PROBLEM DETAILS – Look through the entries below and count the lines with the word "JSON" in them; give only the number.

LISTING –
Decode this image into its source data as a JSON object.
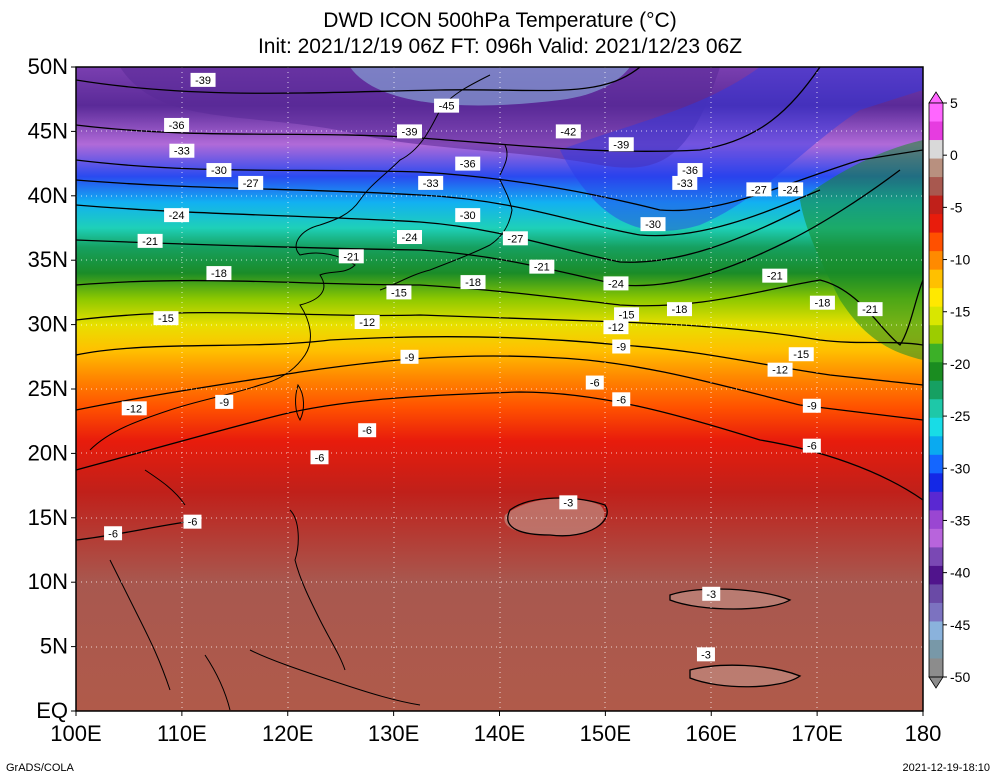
{
  "title": {
    "line1": "DWD ICON 500hPa Temperature (°C)",
    "line2": "Init: 2021/12/19 06Z  FT: 096h  Valid: 2021/12/23 06Z"
  },
  "footer": {
    "left": "GrADS/COLA",
    "right": "2021-12-19-18:10"
  },
  "map": {
    "lon_range": [
      100,
      180
    ],
    "lat_range": [
      0,
      50
    ],
    "lat_ticks": [
      "EQ",
      "5N",
      "10N",
      "15N",
      "20N",
      "25N",
      "30N",
      "35N",
      "40N",
      "45N",
      "50N"
    ],
    "lon_ticks": [
      "100E",
      "110E",
      "120E",
      "130E",
      "140E",
      "150E",
      "160E",
      "170E",
      "180"
    ],
    "contour_labels": [
      {
        "text": "-39",
        "lon": 112,
        "lat": 49
      },
      {
        "text": "-45",
        "lon": 135,
        "lat": 47
      },
      {
        "text": "-36",
        "lon": 109.5,
        "lat": 45.5
      },
      {
        "text": "-39",
        "lon": 131.5,
        "lat": 45
      },
      {
        "text": "-42",
        "lon": 146.5,
        "lat": 45
      },
      {
        "text": "-39",
        "lon": 151.5,
        "lat": 44
      },
      {
        "text": "-33",
        "lon": 110,
        "lat": 43.5
      },
      {
        "text": "-36",
        "lon": 137,
        "lat": 42.5
      },
      {
        "text": "-36",
        "lon": 158,
        "lat": 42
      },
      {
        "text": "-30",
        "lon": 113.5,
        "lat": 42
      },
      {
        "text": "-27",
        "lon": 116.5,
        "lat": 41
      },
      {
        "text": "-33",
        "lon": 133.5,
        "lat": 41
      },
      {
        "text": "-33",
        "lon": 157.5,
        "lat": 41
      },
      {
        "text": "-27",
        "lon": 164.5,
        "lat": 40.5
      },
      {
        "text": "-24",
        "lon": 167.5,
        "lat": 40.5
      },
      {
        "text": "-24",
        "lon": 109.5,
        "lat": 38.5
      },
      {
        "text": "-30",
        "lon": 137,
        "lat": 38.5
      },
      {
        "text": "-30",
        "lon": 154.5,
        "lat": 37.8
      },
      {
        "text": "-21",
        "lon": 107,
        "lat": 36.5
      },
      {
        "text": "-24",
        "lon": 131.5,
        "lat": 36.8
      },
      {
        "text": "-27",
        "lon": 141.5,
        "lat": 36.7
      },
      {
        "text": "-21",
        "lon": 126,
        "lat": 35.3
      },
      {
        "text": "-21",
        "lon": 144,
        "lat": 34.5
      },
      {
        "text": "-18",
        "lon": 113.5,
        "lat": 34
      },
      {
        "text": "-21",
        "lon": 166,
        "lat": 33.8
      },
      {
        "text": "-18",
        "lon": 137.5,
        "lat": 33.3
      },
      {
        "text": "-24",
        "lon": 151,
        "lat": 33.2
      },
      {
        "text": "-15",
        "lon": 130.5,
        "lat": 32.5
      },
      {
        "text": "-18",
        "lon": 170.5,
        "lat": 31.7
      },
      {
        "text": "-21",
        "lon": 175,
        "lat": 31.2
      },
      {
        "text": "-18",
        "lon": 157,
        "lat": 31.2
      },
      {
        "text": "-15",
        "lon": 152,
        "lat": 30.8
      },
      {
        "text": "-15",
        "lon": 108.5,
        "lat": 30.5
      },
      {
        "text": "-12",
        "lon": 127.5,
        "lat": 30.2
      },
      {
        "text": "-12",
        "lon": 151,
        "lat": 29.8
      },
      {
        "text": "-9",
        "lon": 151.5,
        "lat": 28.3
      },
      {
        "text": "-15",
        "lon": 168.5,
        "lat": 27.7
      },
      {
        "text": "-9",
        "lon": 131.5,
        "lat": 27.5
      },
      {
        "text": "-12",
        "lon": 166.5,
        "lat": 26.5
      },
      {
        "text": "-6",
        "lon": 149,
        "lat": 25.5
      },
      {
        "text": "-6",
        "lon": 151.5,
        "lat": 24.2
      },
      {
        "text": "-12",
        "lon": 105.5,
        "lat": 23.5
      },
      {
        "text": "-9",
        "lon": 114,
        "lat": 24
      },
      {
        "text": "-9",
        "lon": 169.5,
        "lat": 23.7
      },
      {
        "text": "-6",
        "lon": 127.5,
        "lat": 21.8
      },
      {
        "text": "-6",
        "lon": 169.5,
        "lat": 20.6
      },
      {
        "text": "-6",
        "lon": 123,
        "lat": 19.7
      },
      {
        "text": "-3",
        "lon": 146.5,
        "lat": 16.2
      },
      {
        "text": "-6",
        "lon": 111,
        "lat": 14.7
      },
      {
        "text": "-6",
        "lon": 103.5,
        "lat": 13.8
      },
      {
        "text": "-3",
        "lon": 160,
        "lat": 9.1
      },
      {
        "text": "-3",
        "lon": 159.5,
        "lat": 4.4
      }
    ]
  },
  "colorbar": {
    "labels": [
      "5",
      "0",
      "-5",
      "-10",
      "-15",
      "-20",
      "-25",
      "-30",
      "-35",
      "-40",
      "-45",
      "-50"
    ],
    "colors": [
      "#ff66ff",
      "#e63ce0",
      "#d9d9d9",
      "#b8907f",
      "#a8584f",
      "#c0201a",
      "#e81c0c",
      "#ff5000",
      "#ff8a00",
      "#ffc000",
      "#ffe800",
      "#d9e600",
      "#9ccc00",
      "#3cb028",
      "#1a8c20",
      "#16a062",
      "#1ec8a8",
      "#18dce6",
      "#0aaaf0",
      "#1466ff",
      "#1428e6",
      "#5a28d2",
      "#9a46d2",
      "#b864dc",
      "#7a48b4",
      "#50148c",
      "#6a4aa6",
      "#7c72c0",
      "#8ab2dc",
      "#7898a8",
      "#8c8c8c"
    ]
  }
}
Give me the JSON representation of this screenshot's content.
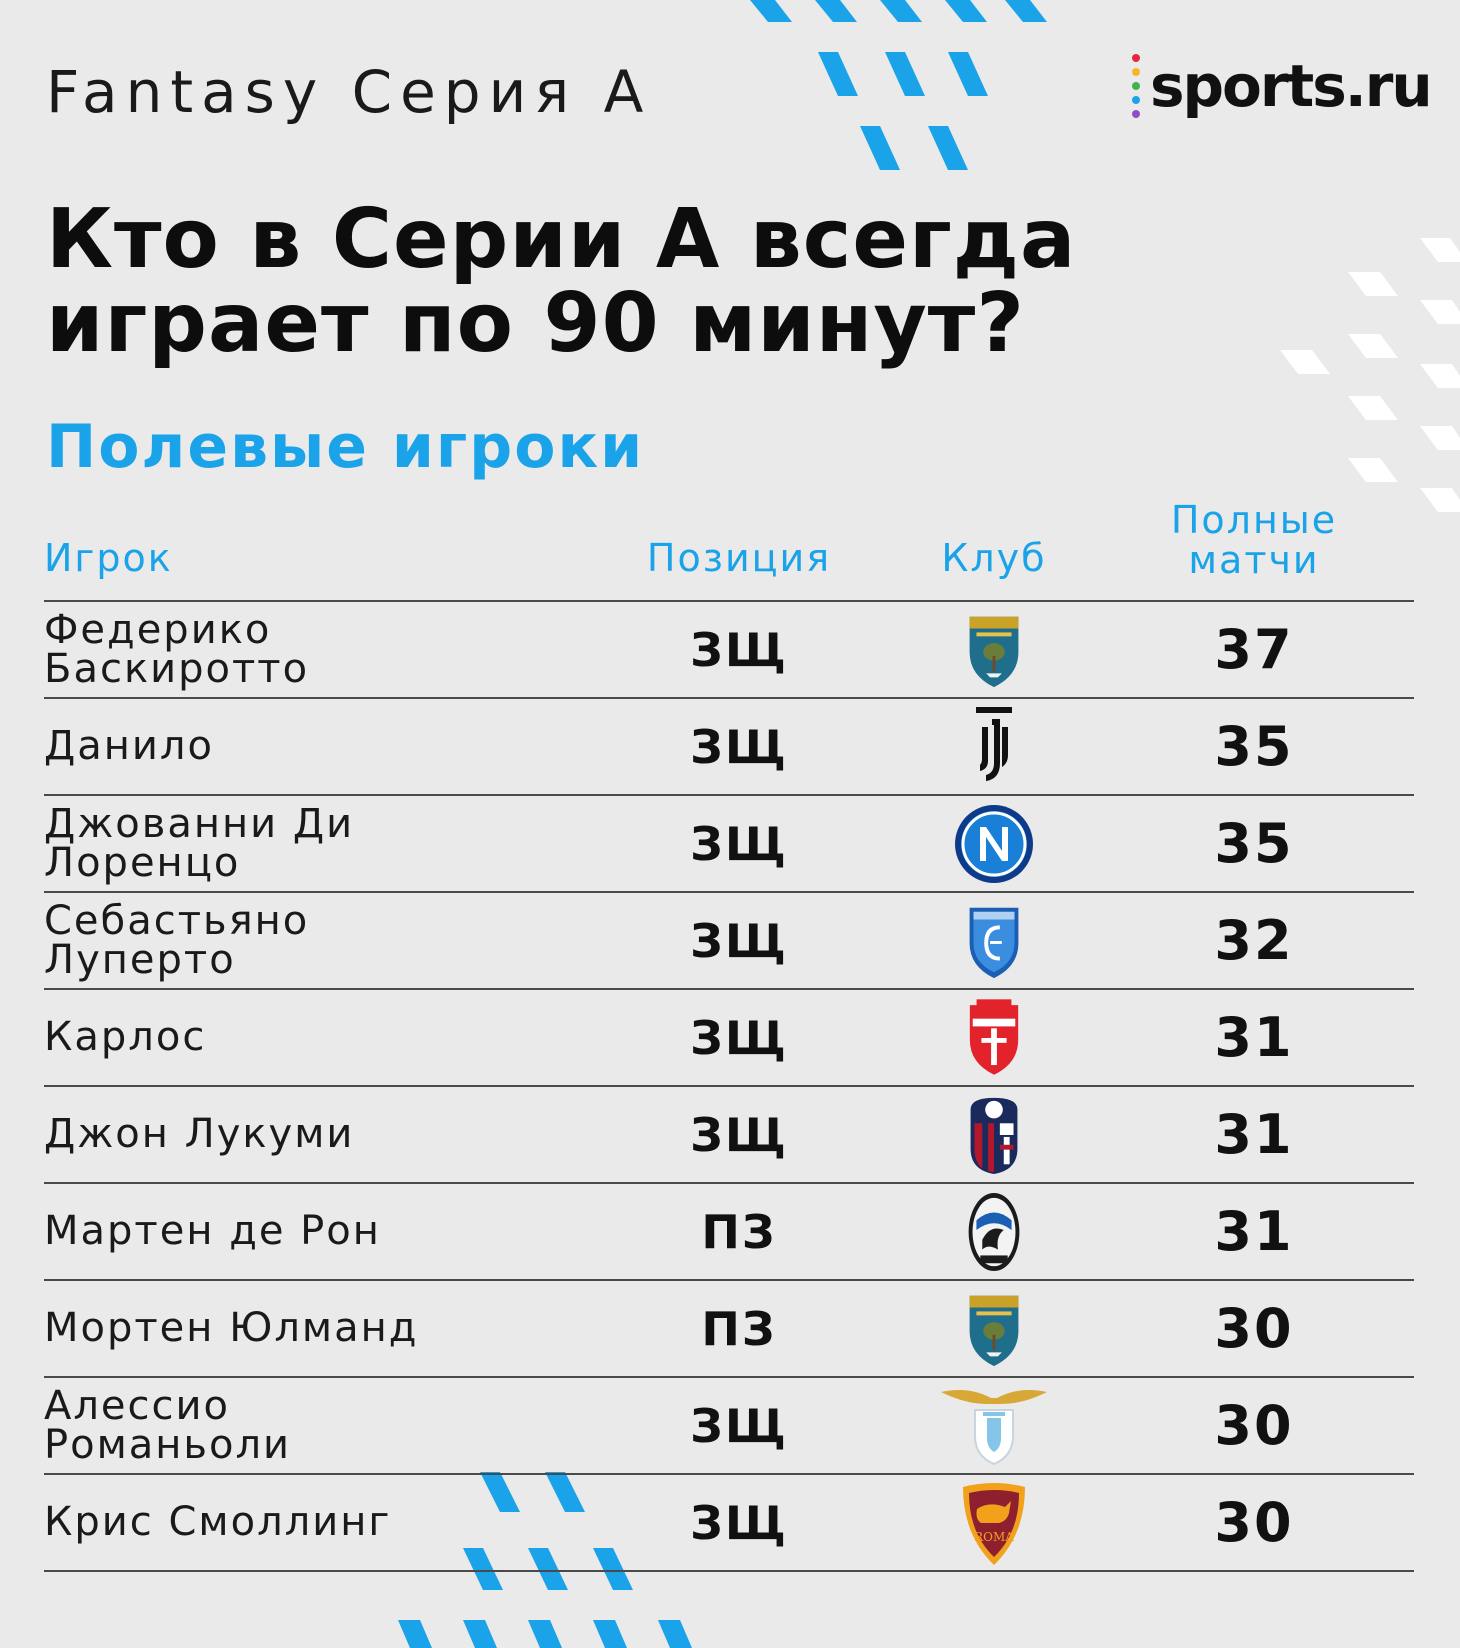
{
  "header": {
    "brand_line": "Fantasy Серия А",
    "logo_text": "sports.ru",
    "logo_dot_colors": [
      "#e5293d",
      "#f7b52c",
      "#3cb44b",
      "#1aa3e8",
      "#8e4fc6"
    ]
  },
  "headline": {
    "line1": "Кто в Серии А всегда",
    "line2": "играет по 90 минут?"
  },
  "section_title": "Полевые игроки",
  "table": {
    "headers": {
      "player": "Игрок",
      "position": "Позиция",
      "club": "Клуб",
      "full_matches_line1": "Полные",
      "full_matches_line2": "матчи"
    },
    "rows": [
      {
        "name1": "Федерико",
        "name2": "Баскиротто",
        "position": "ЗЩ",
        "club_icon": "lecce-crest-icon",
        "full_matches": "37"
      },
      {
        "name1": "Данило",
        "name2": "",
        "position": "ЗЩ",
        "club_icon": "juventus-crest-icon",
        "full_matches": "35"
      },
      {
        "name1": "Джованни Ди",
        "name2": "Лоренцо",
        "position": "ЗЩ",
        "club_icon": "napoli-crest-icon",
        "full_matches": "35"
      },
      {
        "name1": "Себастьяно",
        "name2": "Луперто",
        "position": "ЗЩ",
        "club_icon": "empoli-crest-icon",
        "full_matches": "32"
      },
      {
        "name1": "Карлос",
        "name2": "",
        "position": "ЗЩ",
        "club_icon": "monza-crest-icon",
        "full_matches": "31"
      },
      {
        "name1": "Джон Лукуми",
        "name2": "",
        "position": "ЗЩ",
        "club_icon": "bologna-crest-icon",
        "full_matches": "31"
      },
      {
        "name1": "Мартен де Рон",
        "name2": "",
        "position": "ПЗ",
        "club_icon": "atalanta-crest-icon",
        "full_matches": "31"
      },
      {
        "name1": "Мортен Юлманд",
        "name2": "",
        "position": "ПЗ",
        "club_icon": "lecce-crest-icon",
        "full_matches": "30"
      },
      {
        "name1": "Алессио",
        "name2": "Романьоли",
        "position": "ЗЩ",
        "club_icon": "lazio-crest-icon",
        "full_matches": "30"
      },
      {
        "name1": "Крис Смоллинг",
        "name2": "",
        "position": "ЗЩ",
        "club_icon": "roma-crest-icon",
        "full_matches": "30"
      }
    ]
  }
}
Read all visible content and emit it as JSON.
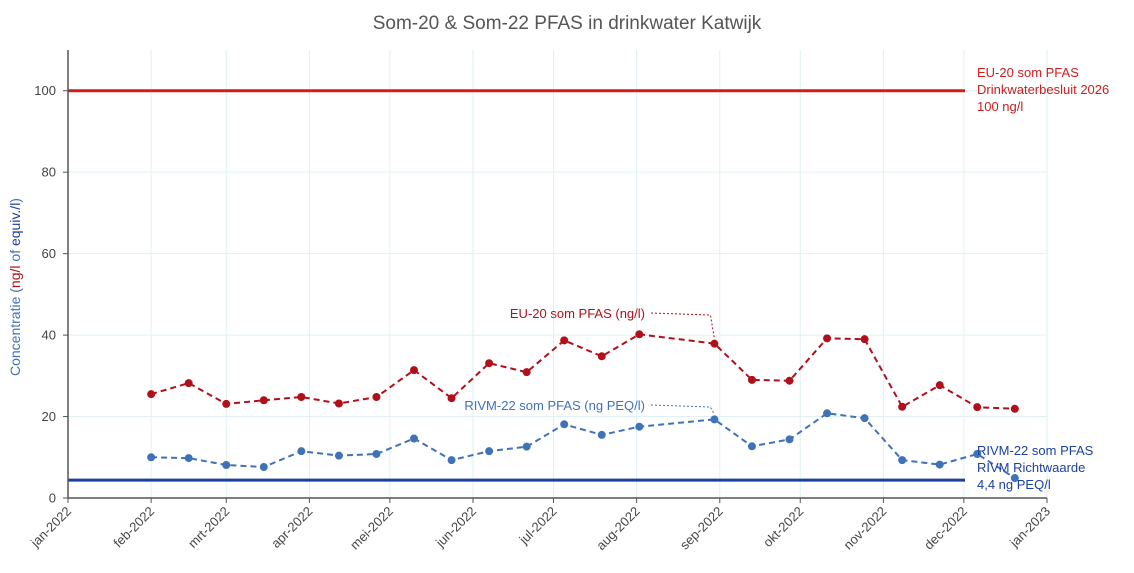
{
  "chart_data": {
    "type": "line",
    "title": "Som-20 & Som-22 PFAS in drinkwater Katwijk",
    "ylabel": {
      "part1": "Concentratie (",
      "part2": "ng/l",
      "part3": " of ",
      "part4": "equiv./l",
      "part5": ")"
    },
    "ylim": [
      0,
      110
    ],
    "yticks": [
      0,
      20,
      40,
      60,
      80,
      100
    ],
    "xlim": [
      "2022-01-01",
      "2023-01-01"
    ],
    "xticks": [
      {
        "date": "2022-01-01",
        "label": "jan-2022"
      },
      {
        "date": "2022-02-01",
        "label": "feb-2022"
      },
      {
        "date": "2022-03-01",
        "label": "mrt-2022"
      },
      {
        "date": "2022-04-01",
        "label": "apr-2022"
      },
      {
        "date": "2022-05-01",
        "label": "mei-2022"
      },
      {
        "date": "2022-06-01",
        "label": "jun-2022"
      },
      {
        "date": "2022-07-01",
        "label": "jul-2022"
      },
      {
        "date": "2022-08-01",
        "label": "aug-2022"
      },
      {
        "date": "2022-09-01",
        "label": "sep-2022"
      },
      {
        "date": "2022-10-01",
        "label": "okt-2022"
      },
      {
        "date": "2022-11-01",
        "label": "nov-2022"
      },
      {
        "date": "2022-12-01",
        "label": "dec-2022"
      },
      {
        "date": "2023-01-01",
        "label": "jan-2023"
      }
    ],
    "grid": true,
    "series": [
      {
        "name": "EU-20 som PFAS (ng/l)",
        "color": "#b0101a",
        "style": "dashed",
        "x": [
          "2022-02-01",
          "2022-02-15",
          "2022-03-01",
          "2022-03-15",
          "2022-03-29",
          "2022-04-12",
          "2022-04-26",
          "2022-05-10",
          "2022-05-24",
          "2022-06-07",
          "2022-06-21",
          "2022-07-05",
          "2022-07-19",
          "2022-08-02",
          "2022-08-30",
          "2022-09-13",
          "2022-09-27",
          "2022-10-11",
          "2022-10-25",
          "2022-11-08",
          "2022-11-22",
          "2022-12-06",
          "2022-12-20"
        ],
        "y": [
          25.5,
          28.2,
          23.1,
          24.0,
          24.8,
          23.2,
          24.8,
          31.4,
          24.5,
          33.1,
          30.9,
          38.7,
          34.8,
          40.2,
          37.9,
          29.0,
          28.8,
          39.2,
          39.0,
          22.4,
          27.7,
          22.3,
          21.9
        ]
      },
      {
        "name": "RIVM-22 som PFAS (ng PEQ/l)",
        "color": "#3f72b8",
        "style": "dashed",
        "x": [
          "2022-02-01",
          "2022-02-15",
          "2022-03-01",
          "2022-03-15",
          "2022-03-29",
          "2022-04-12",
          "2022-04-26",
          "2022-05-10",
          "2022-05-24",
          "2022-06-07",
          "2022-06-21",
          "2022-07-05",
          "2022-07-19",
          "2022-08-02",
          "2022-08-30",
          "2022-09-13",
          "2022-09-27",
          "2022-10-11",
          "2022-10-25",
          "2022-11-08",
          "2022-11-22",
          "2022-12-06",
          "2022-12-20"
        ],
        "y": [
          10.0,
          9.8,
          8.1,
          7.6,
          11.5,
          10.4,
          10.8,
          14.6,
          9.3,
          11.5,
          12.6,
          18.1,
          15.5,
          17.5,
          19.3,
          12.7,
          14.4,
          20.8,
          19.6,
          9.3,
          8.2,
          10.8,
          4.9
        ]
      }
    ],
    "reference_lines": [
      {
        "name": "EU-20 som PFAS",
        "value": 100,
        "color": "#d11c1c",
        "labels": [
          "EU-20 som PFAS",
          "Drinkwaterbesluit 2026",
          "100 ng/l"
        ]
      },
      {
        "name": "RIVM-22 som PFAS",
        "value": 4.4,
        "color": "#1b3fa3",
        "labels": [
          "RIVM-22 som PFAS",
          "RIVM Richtwaarde",
          "4,4 ng PEQ/l"
        ]
      }
    ],
    "annotations": [
      {
        "text": "EU-20 som PFAS (ng/l)",
        "color": "#b0101a",
        "points_to": {
          "date": "2022-08-30",
          "value": 37.9
        }
      },
      {
        "text": "RIVM-22 som PFAS (ng PEQ/l)",
        "color": "#3f72b8",
        "points_to": {
          "date": "2022-08-30",
          "value": 19.3
        }
      }
    ],
    "colors": {
      "text": "#444444",
      "ylabel_blue": "#3f72b8",
      "ylabel_red": "#b0101a",
      "grid": "#dff0f3"
    }
  }
}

ANSWER FOR THIS EXERCISE – 3